§ **Objective**:
Each line that holds the word "belges" is to be identified and copied.

§ **Information given**:
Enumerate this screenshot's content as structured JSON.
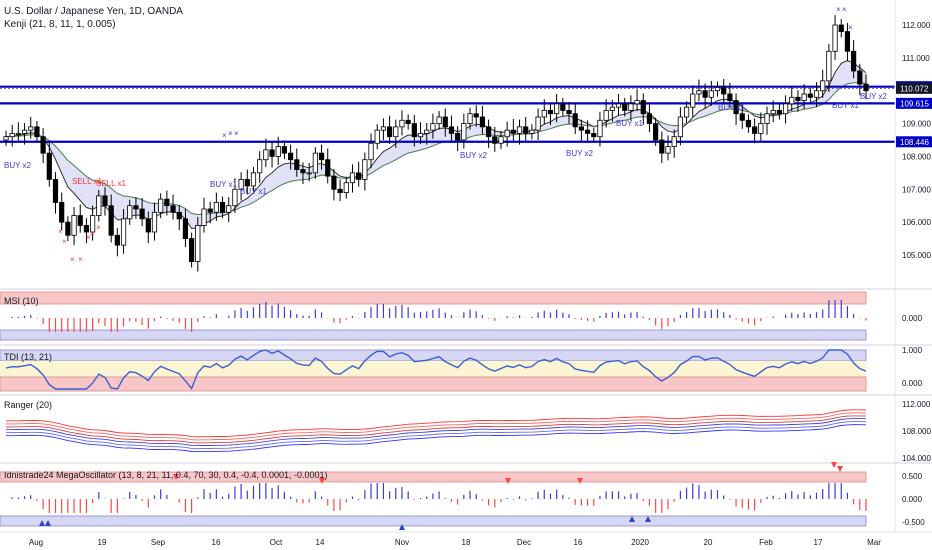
{
  "header": {
    "title": "U.S. Dollar / Japanese Yen, 1D, OANDA",
    "indicator": "Kenji (21, 8, 11, 1, 0.005)"
  },
  "colors": {
    "up": "#ffffff",
    "down": "#000000",
    "hline": "#0000cc",
    "buy": "#3b3bdf",
    "sell": "#ff3333",
    "band": "#c9c9f2",
    "pink": "#f7c7c7",
    "blue_zone": "#d6d6f5"
  },
  "price_levels": [
    {
      "value": "110.123",
      "style": "blue"
    },
    {
      "value": "110.072",
      "style": "dark"
    },
    {
      "value": "109.615",
      "style": "blue"
    },
    {
      "value": "108.446",
      "style": "blue"
    }
  ],
  "price_axis": [
    "112.000",
    "111.000",
    "109.000",
    "108.000",
    "107.000",
    "106.000",
    "105.000"
  ],
  "time_axis": [
    "Aug",
    "19",
    "Sep",
    "16",
    "Oct",
    "14",
    "Nov",
    "18",
    "Dec",
    "16",
    "2020",
    "20",
    "Feb",
    "17",
    "Mar"
  ],
  "signals": {
    "buy": [
      "BUY x2",
      "BUY x1",
      "BUY x1",
      "BUY x2",
      "BUY x2",
      "BUY x1",
      "BUY x1",
      "BUY x1",
      "BUY x2"
    ],
    "sell": [
      "SELL x1",
      "SELL x1"
    ]
  },
  "panes": [
    {
      "name": "MSI (10)",
      "axis": [
        "0.000"
      ]
    },
    {
      "name": "TDI (13, 21)",
      "axis": [
        "1.000",
        "0.000"
      ]
    },
    {
      "name": "Ranger (20)",
      "axis": [
        "112.000",
        "108.000",
        "104.000"
      ]
    },
    {
      "name": "Idnistrade24 MegaOscillator (13, 8, 21, 11, 0.4, 70, 30, 0.4, -0.4, 0.0001, -0.0001)",
      "axis": [
        "0.500",
        "0.000",
        "-0.500"
      ]
    }
  ],
  "chart_data": {
    "type": "candlestick",
    "symbol": "U.S. Dollar / Japanese Yen",
    "interval": "1D",
    "ylim": [
      104.4,
      112.4
    ],
    "time_ticks": [
      "Aug",
      "19",
      "Sep",
      "16",
      "Oct",
      "14",
      "Nov",
      "18",
      "Dec",
      "16",
      "2020",
      "20",
      "Feb",
      "17",
      "Mar"
    ],
    "close_approx": [
      108.6,
      108.7,
      108.7,
      108.8,
      108.9,
      108.6,
      108.1,
      107.3,
      106.6,
      106.0,
      105.6,
      106.2,
      105.9,
      105.7,
      106.2,
      106.8,
      106.5,
      105.6,
      105.3,
      106.1,
      106.5,
      106.4,
      106.1,
      105.7,
      106.3,
      106.7,
      106.5,
      106.3,
      106.1,
      105.5,
      104.8,
      105.9,
      106.4,
      106.3,
      106.6,
      106.3,
      106.5,
      107.0,
      107.3,
      107.1,
      107.5,
      107.9,
      108.2,
      108.0,
      108.3,
      108.1,
      107.9,
      107.6,
      107.5,
      107.5,
      108.1,
      107.9,
      107.4,
      107.0,
      106.9,
      107.2,
      107.5,
      107.3,
      107.9,
      108.4,
      108.8,
      108.9,
      108.6,
      108.9,
      109.1,
      109.0,
      108.6,
      108.7,
      108.8,
      109.0,
      109.2,
      108.9,
      108.7,
      108.5,
      109.0,
      109.3,
      109.2,
      108.9,
      108.6,
      108.4,
      108.6,
      108.8,
      108.7,
      108.9,
      108.7,
      108.8,
      109.2,
      109.4,
      109.3,
      109.6,
      109.4,
      109.3,
      108.9,
      108.8,
      108.7,
      108.6,
      109.1,
      109.4,
      109.5,
      109.6,
      109.4,
      109.6,
      109.7,
      109.3,
      109.0,
      108.5,
      108.1,
      108.3,
      108.6,
      109.2,
      109.5,
      109.9,
      110.0,
      109.8,
      110.0,
      110.1,
      109.9,
      109.7,
      109.3,
      109.1,
      108.9,
      108.7,
      109.0,
      109.3,
      109.4,
      109.3,
      109.6,
      109.8,
      109.7,
      109.9,
      109.8,
      110.0,
      110.3,
      111.2,
      112.0,
      111.8,
      111.2,
      110.6,
      110.2,
      110.0
    ]
  }
}
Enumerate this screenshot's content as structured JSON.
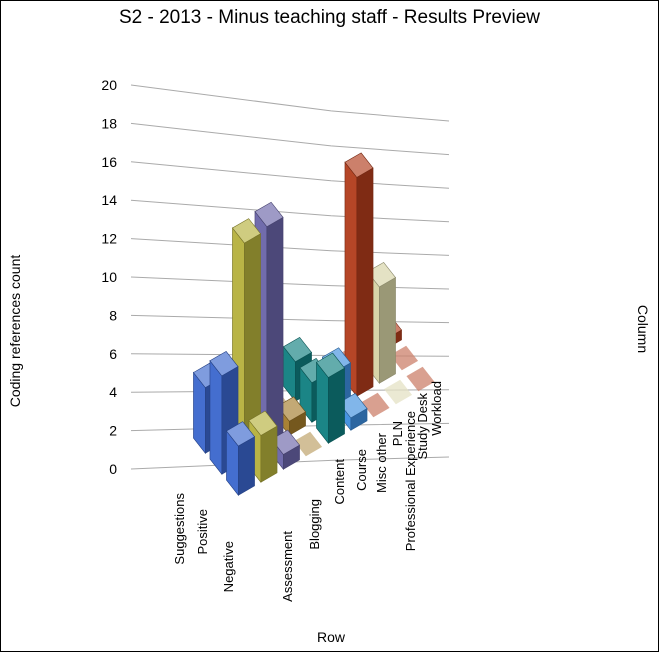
{
  "chart_data": {
    "type": "bar",
    "variant": "3d-grid",
    "title": "S2 - 2013 - Minus teaching staff - Results Preview",
    "ylabel": "Coding references count",
    "xlabel": "Row",
    "zlabel": "Column",
    "ylim": [
      0,
      20
    ],
    "yticks": [
      "0",
      "2",
      "4",
      "6",
      "8",
      "10",
      "12",
      "14",
      "16",
      "18",
      "20"
    ],
    "rows": [
      "Suggestions",
      "Positive",
      "Negative"
    ],
    "columns": [
      "Assessment",
      "Blogging",
      "Content",
      "Course",
      "Misc other",
      "PLN",
      "Professional Experience",
      "Study Desk",
      "Workload"
    ],
    "column_colors": [
      "#3a66cc",
      "#b5b03c",
      "#6a64a8",
      "#a37a2a",
      "#0f7f80",
      "#3d8ede",
      "#b13c1c",
      "#d6d3a4",
      "#b13c1c"
    ],
    "series": [
      {
        "name": "Suggestions",
        "values": [
          4,
          1,
          0,
          0,
          3,
          0,
          0,
          7,
          1
        ]
      },
      {
        "name": "Positive",
        "values": [
          6,
          14,
          15,
          1,
          3,
          3,
          19,
          9,
          0
        ]
      },
      {
        "name": "Negative",
        "values": [
          3,
          3,
          1,
          0,
          5,
          1,
          0,
          0,
          0
        ]
      }
    ]
  }
}
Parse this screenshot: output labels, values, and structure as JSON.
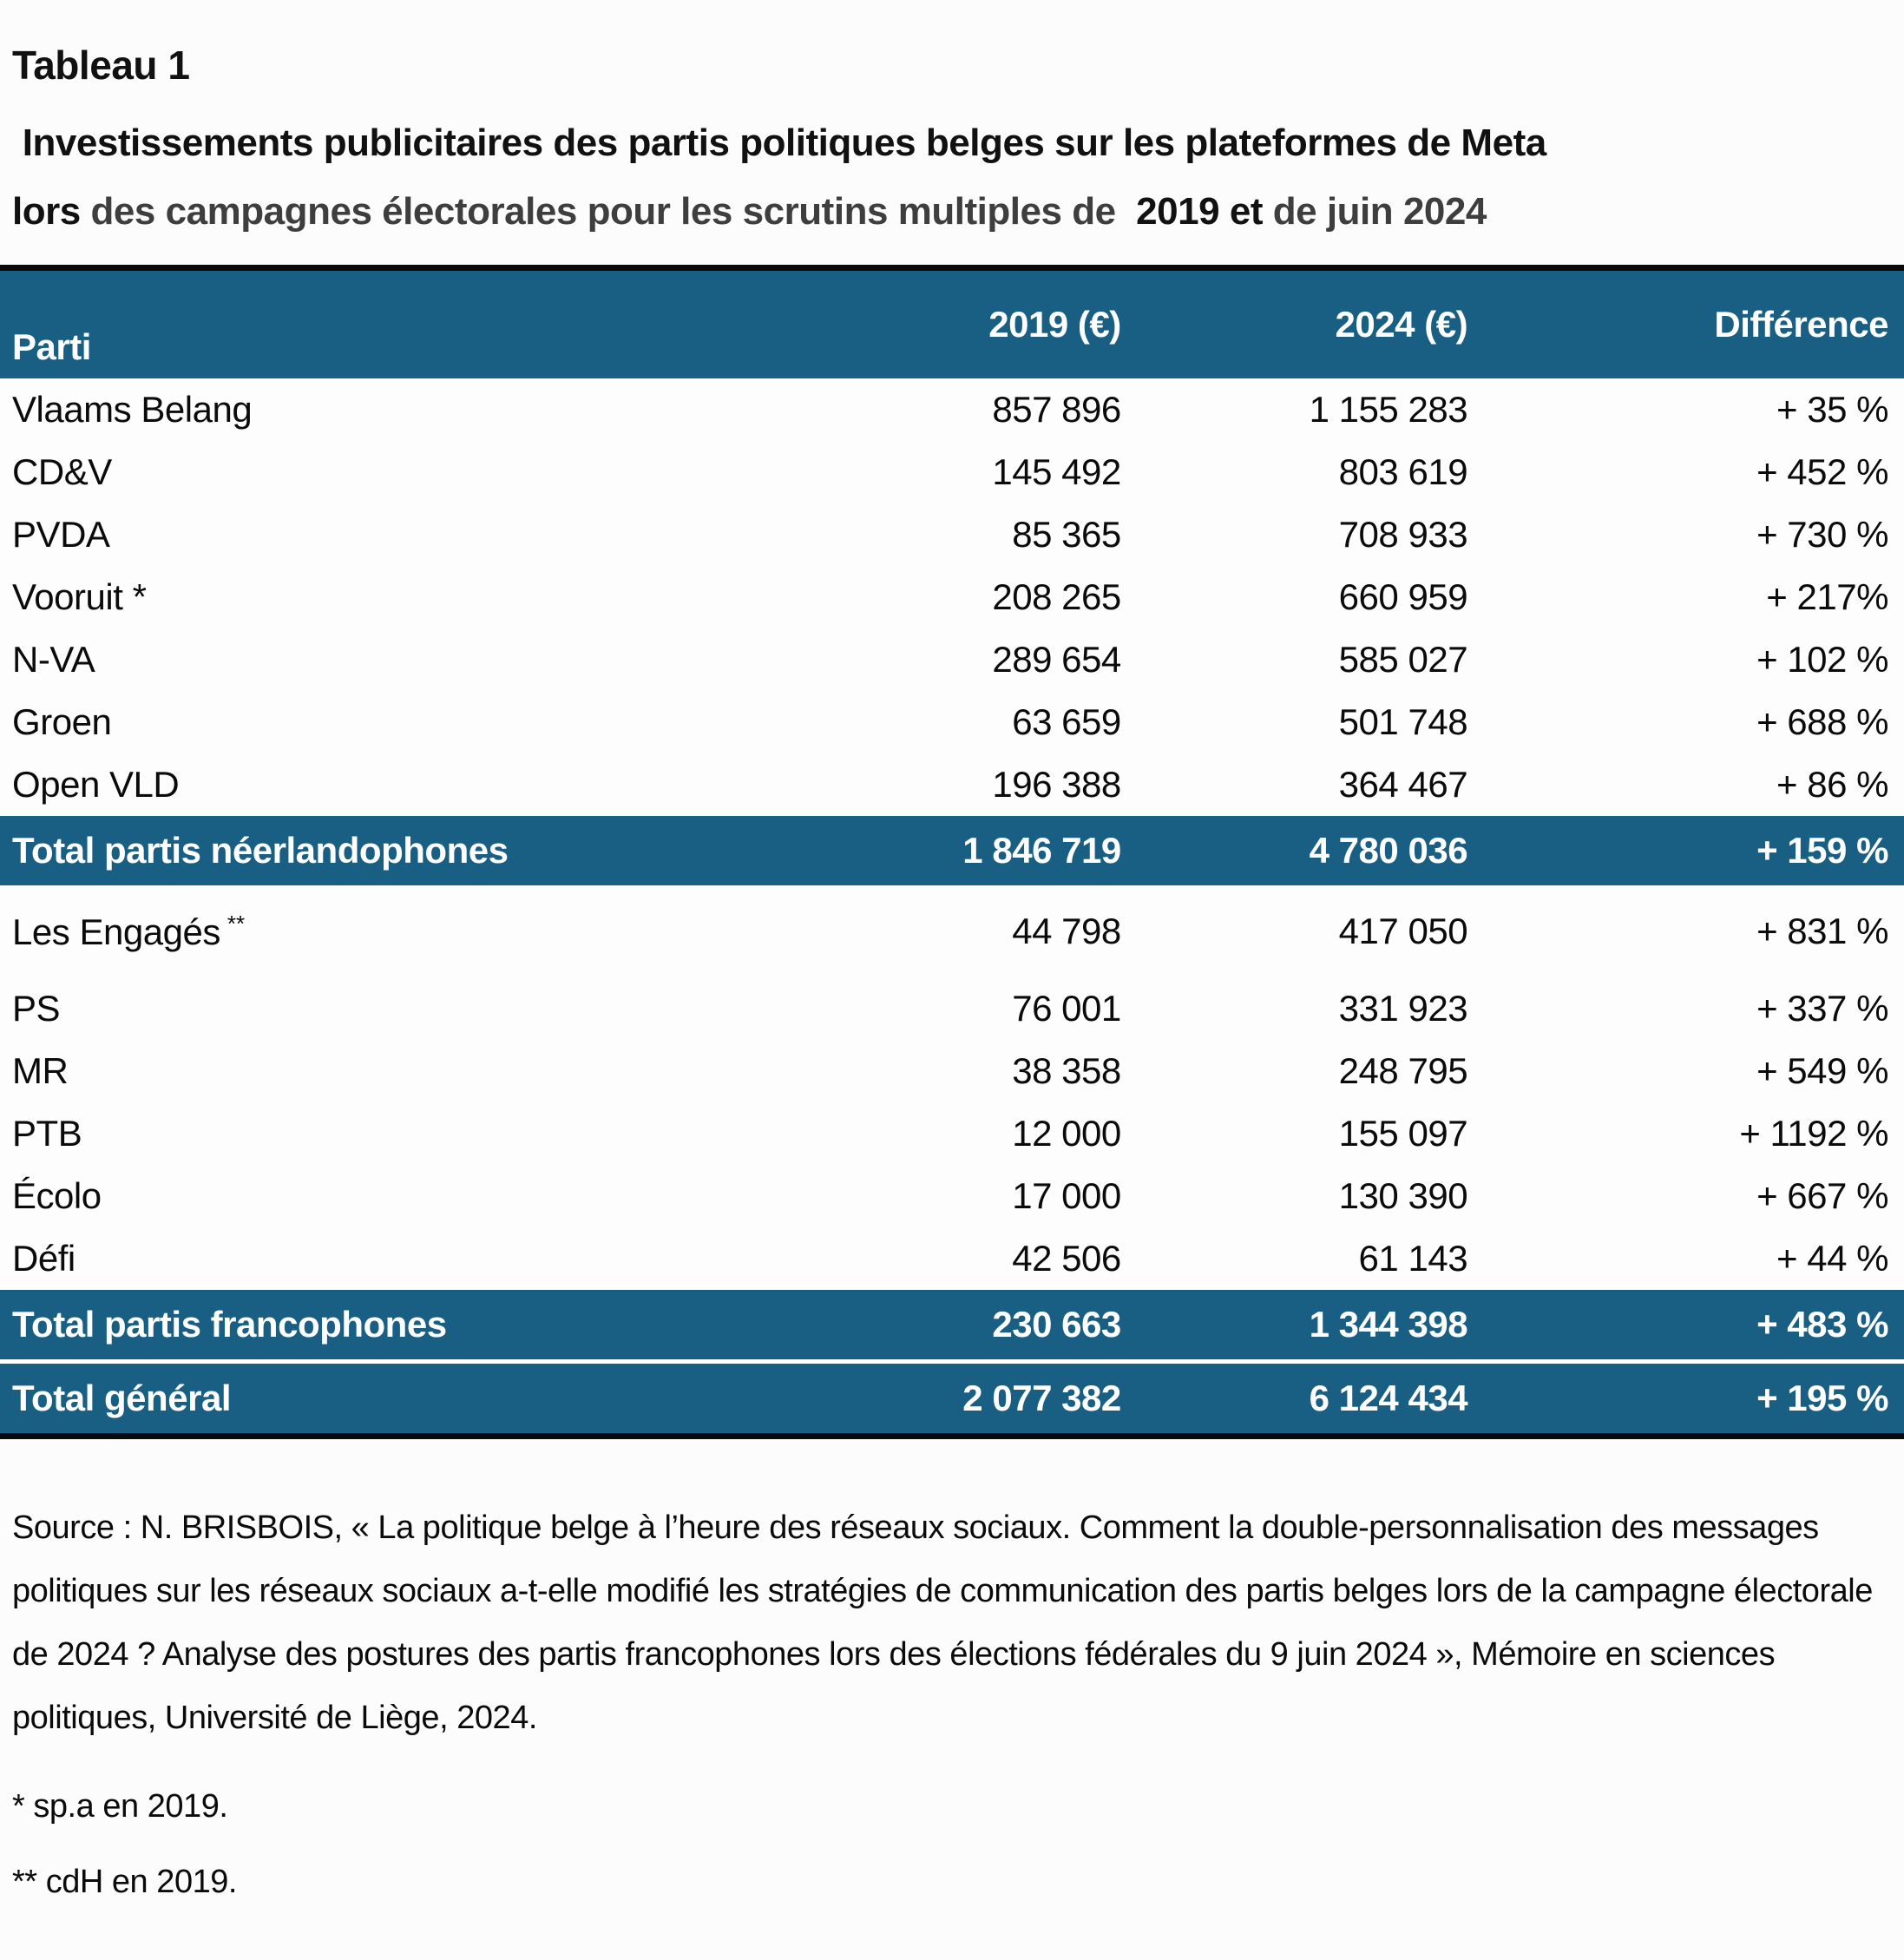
{
  "title": {
    "tag": "Tableau 1",
    "line1": " Investissements publicitaires des partis politiques belges sur les plateformes de Meta",
    "line2": {
      "part1_black": "lors ",
      "part2_gray": "des campagnes électorales pour les scrutins multiples de ",
      "part3_black": " 2019 et ",
      "part4_gray": "de juin 2024"
    }
  },
  "table": {
    "columns": [
      "Parti",
      "2019 (€)",
      "2024 (€)",
      "Différence"
    ],
    "rows": [
      {
        "party": "Vlaams Belang",
        "v2019": "857 896",
        "v2024": "1 155 283",
        "diff": "+ 35 %"
      },
      {
        "party": "CD&V",
        "v2019": "145 492",
        "v2024": "803 619",
        "diff": "+ 452 %"
      },
      {
        "party": "PVDA",
        "v2019": "85 365",
        "v2024": "708 933",
        "diff": "+ 730 %"
      },
      {
        "party": "Vooruit *",
        "v2019": "208 265",
        "v2024": "660 959",
        "diff": "+ 217%"
      },
      {
        "party": "N-VA",
        "v2019": "289 654",
        "v2024": "585 027",
        "diff": "+ 102 %"
      },
      {
        "party": "Groen",
        "v2019": "63 659",
        "v2024": "501 748",
        "diff": "+ 688 %"
      },
      {
        "party": "Open VLD",
        "v2019": "196 388",
        "v2024": "364 467",
        "diff": "+ 86 %"
      },
      {
        "party": "Total partis néerlandophones",
        "v2019": "1 846 719",
        "v2024": "4 780 036",
        "diff": "+ 159 %"
      },
      {
        "party": "Les Engagés",
        "party_sup": "**",
        "v2019": "44 798",
        "v2024": "417 050",
        "diff": "+ 831 %"
      },
      {
        "party": "PS",
        "v2019": "76 001",
        "v2024": "331 923",
        "diff": "+ 337 %"
      },
      {
        "party": "MR",
        "v2019": "38 358",
        "v2024": "248 795",
        "diff": "+ 549 %"
      },
      {
        "party": "PTB",
        "v2019": "12 000",
        "v2024": "155 097",
        "diff": "+ 1192 %"
      },
      {
        "party": "Écolo",
        "v2019": "17 000",
        "v2024": "130 390",
        "diff": "+ 667 %"
      },
      {
        "party": "Défi",
        "v2019": "42 506",
        "v2024": "61 143",
        "diff": "+ 44 %"
      },
      {
        "party": "Total partis francophones",
        "v2019": "230 663",
        "v2024": "1 344 398",
        "diff": "+ 483 %"
      },
      {
        "party": "Total général",
        "v2019": "2 077 382",
        "v2024": "6 124 434",
        "diff": "+ 195 %"
      }
    ]
  },
  "source": "Source : N. BRISBOIS, « La politique belge à l’heure des réseaux sociaux. Comment la double-personnalisation des messages politiques sur les réseaux sociaux a-t-elle modifié les stratégies de communication des partis belges lors de la campagne électorale de 2024 ? Analyse des postures des partis francophones lors des élections fédérales du 9 juin 2024 », Mémoire en sciences politiques, Université de Liège, 2024.",
  "footnotes": {
    "fn1": "* sp.a en 2019.",
    "fn2": "** cdH en 2019."
  },
  "colors": {
    "header_bg": "#185f83",
    "title_gray": "#3e3e3e",
    "text": "#0a0a0a"
  }
}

§ **Response below**:
    "line1": " Investissements publicitaires des partis politiques belges sur les plateformes de Meta",
  "source": "Source : N. BRISBOIS, « La politique belge à l’heure des réseaux sociaux. Comment la double-personnalisation des messages politiques sur les réseaux sociaux a-t-elle modifié les stratégies de communication des partis belges lors de la campagne électorale de 2024 ? Analyse des postures des partis francophones lors des élections fédérales du 9 juin 2024 », Mémoire en sciences politiques, Université de Liège, 2024.",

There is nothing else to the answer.